### Passage
------------------------------
This past Saturday I had the privilege of participating in a bike ride titled the “Paluxy Pedal” in Glen Rose, TX. I went with a group of three friends and we all agreed on riding one of the shorter routes, the 29 mile ride. For some, 29 miles may seem like a foreboding distance, but in the world of cycling this is truly an amateur attempt. However, it remained plenty challenging for someone of my athletic ability (inability/disability). The temperatures on this particular October morning started out in the chilly upper 50’s but soon warmed to a pleasant lower 70’s. The scenery of the Texas hills and Brazos river were quite wonderful to take in on the downhills and completely ignored on the more challenging uphills.

Though I’ve only been riding for about a year, it quickly became evident to me that the name of the game in cycling is endurance and efficiency. Obviously, conditioning your body’s muscles and cardiovascular system  to work continuously for hours at a time is an ordeal in and of itself. It is an ordeal that remains true to most any race or testing of physical ability. Indeed, in our faith it is quite apparent that endurance is paramount in overcoming the hills that we ride down and over. It’s the efficiency that i find does not translate as well to my faith. Let me explain what I mean.
------------------------------
### Stored data

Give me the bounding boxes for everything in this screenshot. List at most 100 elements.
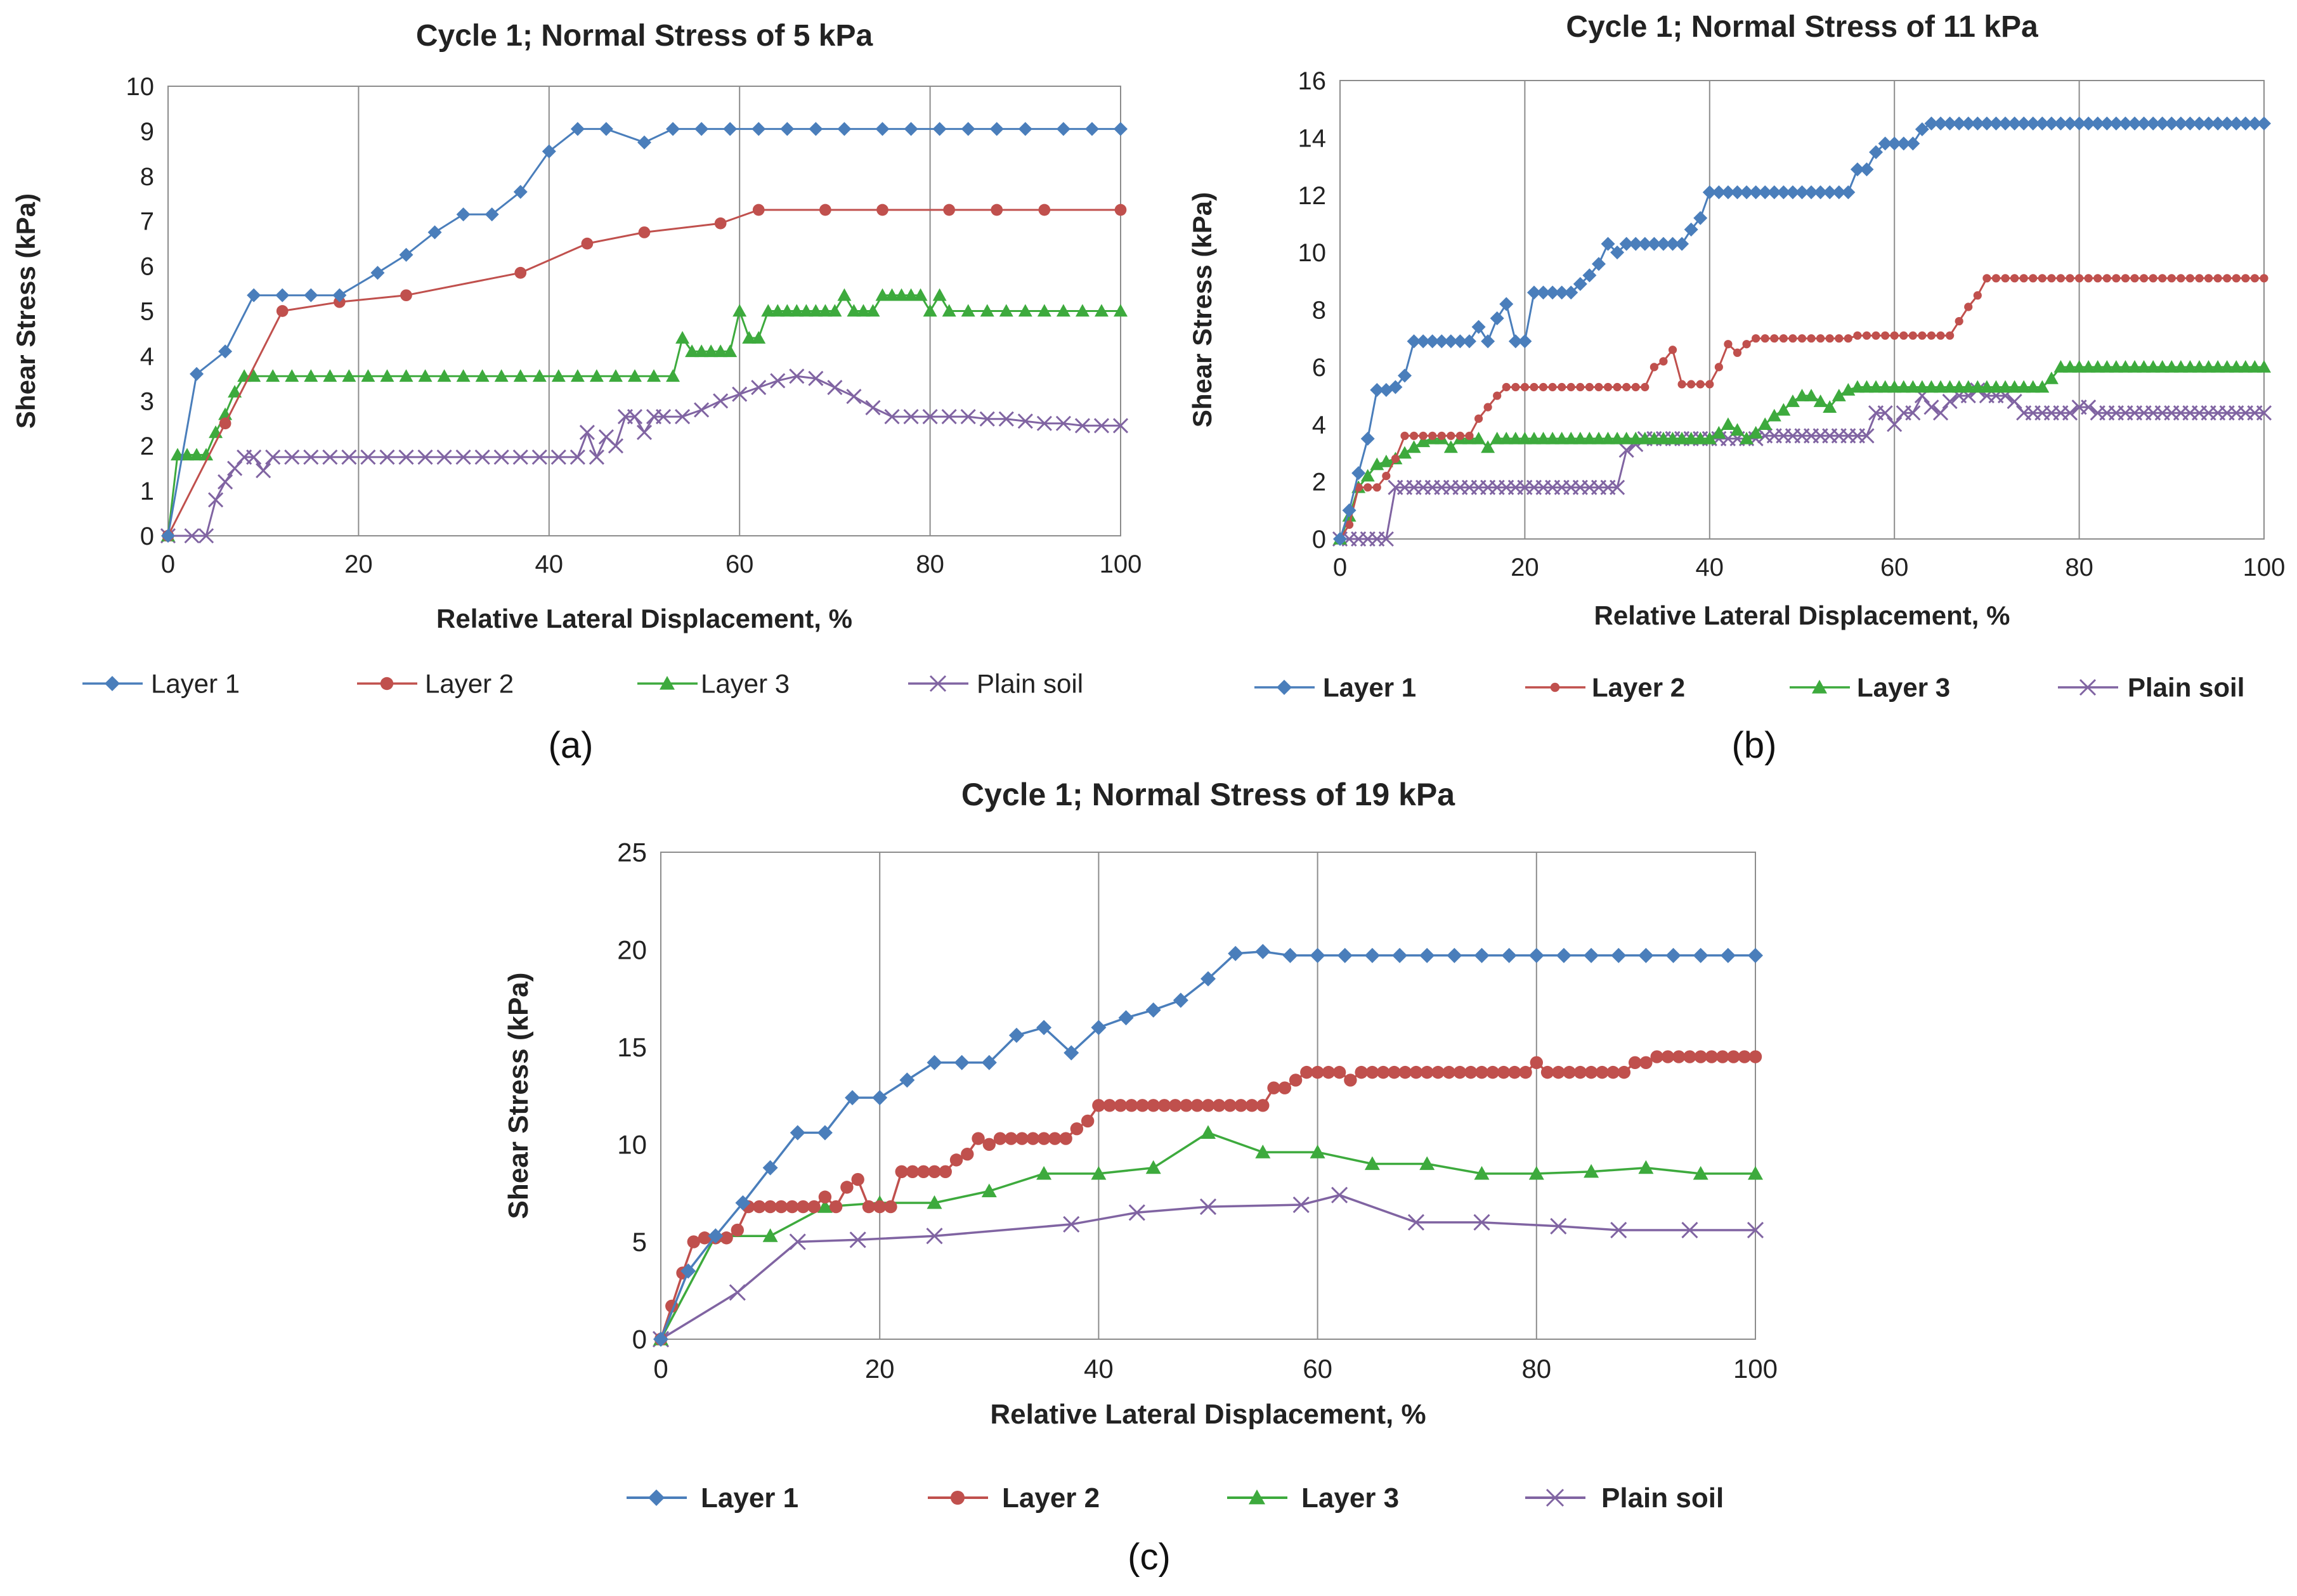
------------------------------
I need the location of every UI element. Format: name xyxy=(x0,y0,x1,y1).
------------------------------
### Goal
Pick up the account of the Paluxy Pedal bike ride and its lessons about faith at the point where it ends, and write the next part.

### The output
In cycling, a good bike is the more efficient bike. Cyclist will get clip in pedals so that their leg muscles can work more efficiently with a push and pull motion. They will spend sometimes thousands of dollars to get the lightest and most aerodynamic equipment. Road bike tires are quite thin in comparison to mountain or cruiser bike tires to reduce friction between the rubber and the road. Uncomfortably tight clothing is worn just for the sake of decreasing air drag. There are countless and very meticulous measurements made to ensure the most efficient seat positioning, frame size, handlebar length, wheel diameters, crank positioning, gearing, etc. All this seems almost overly OCD… that is until you start cycling uphill and for long distances. Suddenly, every bit of measuring and maximizing of efficiency becomes worth it.

In reading Hebrews, the author tells us in chapter 12 how we should maximize our efficiency in our journey of faith.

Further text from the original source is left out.